Excerpt from a dataset.
— begin —
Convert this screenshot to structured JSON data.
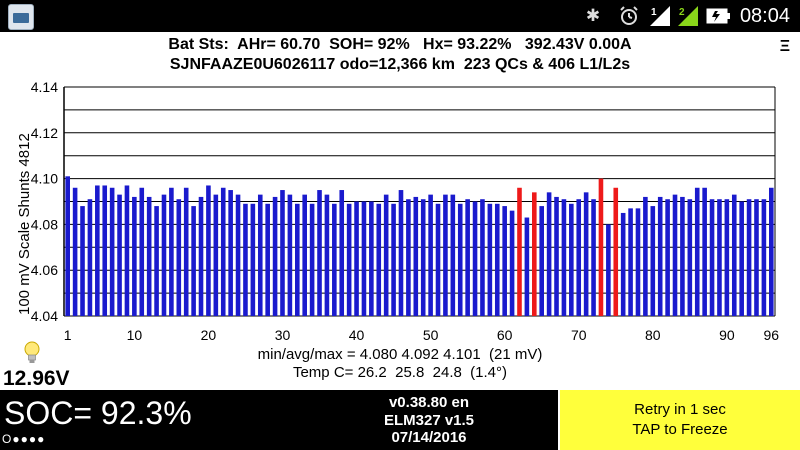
{
  "status_bar": {
    "time": "08:04",
    "signal1_label": "1",
    "signal2_label": "2",
    "icons": [
      "app-icon",
      "bluetooth-icon",
      "alarm-icon",
      "signal-icon",
      "signal-icon",
      "battery-icon"
    ]
  },
  "header": {
    "line1": "Bat Sts:  AHr= 60.70  SOH= 92%   Hx= 93.22%   392.43V 0.00A",
    "line2": "SJNFAAZE0U6026117 odo=12,366 km  223 QCs & 406 L1/L2s",
    "menu_glyph": "Ξ"
  },
  "chart": {
    "ylabel": "100 mV Scale   Shunts 4812",
    "stats": "min/avg/max = 4.080 4.092 4.101  (21 mV)",
    "temp": "Temp C= 26.2  25.8  24.8  (1.4°)"
  },
  "chart_data": {
    "type": "bar",
    "x": [
      1,
      2,
      3,
      4,
      5,
      6,
      7,
      8,
      9,
      10,
      11,
      12,
      13,
      14,
      15,
      16,
      17,
      18,
      19,
      20,
      21,
      22,
      23,
      24,
      25,
      26,
      27,
      28,
      29,
      30,
      31,
      32,
      33,
      34,
      35,
      36,
      37,
      38,
      39,
      40,
      41,
      42,
      43,
      44,
      45,
      46,
      47,
      48,
      49,
      50,
      51,
      52,
      53,
      54,
      55,
      56,
      57,
      58,
      59,
      60,
      61,
      62,
      63,
      64,
      65,
      66,
      67,
      68,
      69,
      70,
      71,
      72,
      73,
      74,
      75,
      76,
      77,
      78,
      79,
      80,
      81,
      82,
      83,
      84,
      85,
      86,
      87,
      88,
      89,
      90,
      91,
      92,
      93,
      94,
      95,
      96
    ],
    "values": [
      4.101,
      4.096,
      4.088,
      4.091,
      4.097,
      4.097,
      4.096,
      4.093,
      4.097,
      4.092,
      4.096,
      4.092,
      4.088,
      4.093,
      4.096,
      4.091,
      4.096,
      4.088,
      4.092,
      4.097,
      4.093,
      4.096,
      4.095,
      4.093,
      4.089,
      4.089,
      4.093,
      4.089,
      4.092,
      4.095,
      4.093,
      4.089,
      4.093,
      4.089,
      4.095,
      4.093,
      4.089,
      4.095,
      4.089,
      4.09,
      4.09,
      4.09,
      4.089,
      4.093,
      4.089,
      4.095,
      4.091,
      4.092,
      4.091,
      4.093,
      4.089,
      4.093,
      4.093,
      4.089,
      4.091,
      4.09,
      4.091,
      4.089,
      4.089,
      4.088,
      4.086,
      4.096,
      4.083,
      4.094,
      4.088,
      4.094,
      4.092,
      4.091,
      4.089,
      4.091,
      4.094,
      4.091,
      4.1,
      4.08,
      4.096,
      4.085,
      4.087,
      4.087,
      4.092,
      4.088,
      4.092,
      4.091,
      4.093,
      4.092,
      4.091,
      4.096,
      4.096,
      4.091,
      4.091,
      4.091,
      4.093,
      4.09,
      4.091,
      4.091,
      4.091,
      4.096
    ],
    "highlighted": [
      62,
      64,
      73,
      75
    ],
    "bar_color": "#1a1acd",
    "highlight_color": "#ee1a1a",
    "ylim": [
      4.04,
      4.14
    ],
    "yticks": [
      "4.04",
      "4.06",
      "4.08",
      "4.10",
      "4.12",
      "4.14"
    ],
    "xticks": [
      1,
      10,
      20,
      30,
      40,
      50,
      60,
      70,
      80,
      90,
      96
    ],
    "grid": true
  },
  "voltage": "12.96V",
  "bottom": {
    "soc": "SOC= 92.3%",
    "dots": "O●●●●",
    "version": "v0.38.80 en",
    "adapter": "ELM327 v1.5",
    "date": "07/14/2016",
    "retry": "Retry in 1 sec",
    "freeze": "TAP to Freeze",
    "colors": {
      "retry_bg": "#ffff3b",
      "panel_bg": "#000000"
    }
  }
}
— end —
WHAT YOU SHOULD DO. Leave out the pictures and give the rest of the records again exactly.

RESPONSE TO THE TASK.
Convert this screenshot to structured JSON data.
{
  "status_bar": {
    "time": "08:04",
    "signal1_label": "1",
    "signal2_label": "2",
    "icons": [
      "app-icon",
      "bluetooth-icon",
      "alarm-icon",
      "signal-icon",
      "signal-icon",
      "battery-icon"
    ]
  },
  "header": {
    "line1": "Bat Sts:  AHr= 60.70  SOH= 92%   Hx= 93.22%   392.43V 0.00A",
    "line2": "SJNFAAZE0U6026117 odo=12,366 km  223 QCs & 406 L1/L2s",
    "menu_glyph": "Ξ"
  },
  "chart": {
    "ylabel": "100 mV Scale   Shunts 4812",
    "stats": "min/avg/max = 4.080 4.092 4.101  (21 mV)",
    "temp": "Temp C= 26.2  25.8  24.8  (1.4°)"
  },
  "chart_data": {
    "type": "bar",
    "x": [
      1,
      2,
      3,
      4,
      5,
      6,
      7,
      8,
      9,
      10,
      11,
      12,
      13,
      14,
      15,
      16,
      17,
      18,
      19,
      20,
      21,
      22,
      23,
      24,
      25,
      26,
      27,
      28,
      29,
      30,
      31,
      32,
      33,
      34,
      35,
      36,
      37,
      38,
      39,
      40,
      41,
      42,
      43,
      44,
      45,
      46,
      47,
      48,
      49,
      50,
      51,
      52,
      53,
      54,
      55,
      56,
      57,
      58,
      59,
      60,
      61,
      62,
      63,
      64,
      65,
      66,
      67,
      68,
      69,
      70,
      71,
      72,
      73,
      74,
      75,
      76,
      77,
      78,
      79,
      80,
      81,
      82,
      83,
      84,
      85,
      86,
      87,
      88,
      89,
      90,
      91,
      92,
      93,
      94,
      95,
      96
    ],
    "values": [
      4.101,
      4.096,
      4.088,
      4.091,
      4.097,
      4.097,
      4.096,
      4.093,
      4.097,
      4.092,
      4.096,
      4.092,
      4.088,
      4.093,
      4.096,
      4.091,
      4.096,
      4.088,
      4.092,
      4.097,
      4.093,
      4.096,
      4.095,
      4.093,
      4.089,
      4.089,
      4.093,
      4.089,
      4.092,
      4.095,
      4.093,
      4.089,
      4.093,
      4.089,
      4.095,
      4.093,
      4.089,
      4.095,
      4.089,
      4.09,
      4.09,
      4.09,
      4.089,
      4.093,
      4.089,
      4.095,
      4.091,
      4.092,
      4.091,
      4.093,
      4.089,
      4.093,
      4.093,
      4.089,
      4.091,
      4.09,
      4.091,
      4.089,
      4.089,
      4.088,
      4.086,
      4.096,
      4.083,
      4.094,
      4.088,
      4.094,
      4.092,
      4.091,
      4.089,
      4.091,
      4.094,
      4.091,
      4.1,
      4.08,
      4.096,
      4.085,
      4.087,
      4.087,
      4.092,
      4.088,
      4.092,
      4.091,
      4.093,
      4.092,
      4.091,
      4.096,
      4.096,
      4.091,
      4.091,
      4.091,
      4.093,
      4.09,
      4.091,
      4.091,
      4.091,
      4.096
    ],
    "highlighted": [
      62,
      64,
      73,
      75
    ],
    "bar_color": "#1a1acd",
    "highlight_color": "#ee1a1a",
    "ylim": [
      4.04,
      4.14
    ],
    "yticks": [
      "4.04",
      "4.06",
      "4.08",
      "4.10",
      "4.12",
      "4.14"
    ],
    "xticks": [
      1,
      10,
      20,
      30,
      40,
      50,
      60,
      70,
      80,
      90,
      96
    ],
    "grid": true
  },
  "voltage": "12.96V",
  "bottom": {
    "soc": "SOC= 92.3%",
    "dots": "O●●●●",
    "version": "v0.38.80 en",
    "adapter": "ELM327 v1.5",
    "date": "07/14/2016",
    "retry": "Retry in 1 sec",
    "freeze": "TAP to Freeze",
    "colors": {
      "retry_bg": "#ffff3b",
      "panel_bg": "#000000"
    }
  }
}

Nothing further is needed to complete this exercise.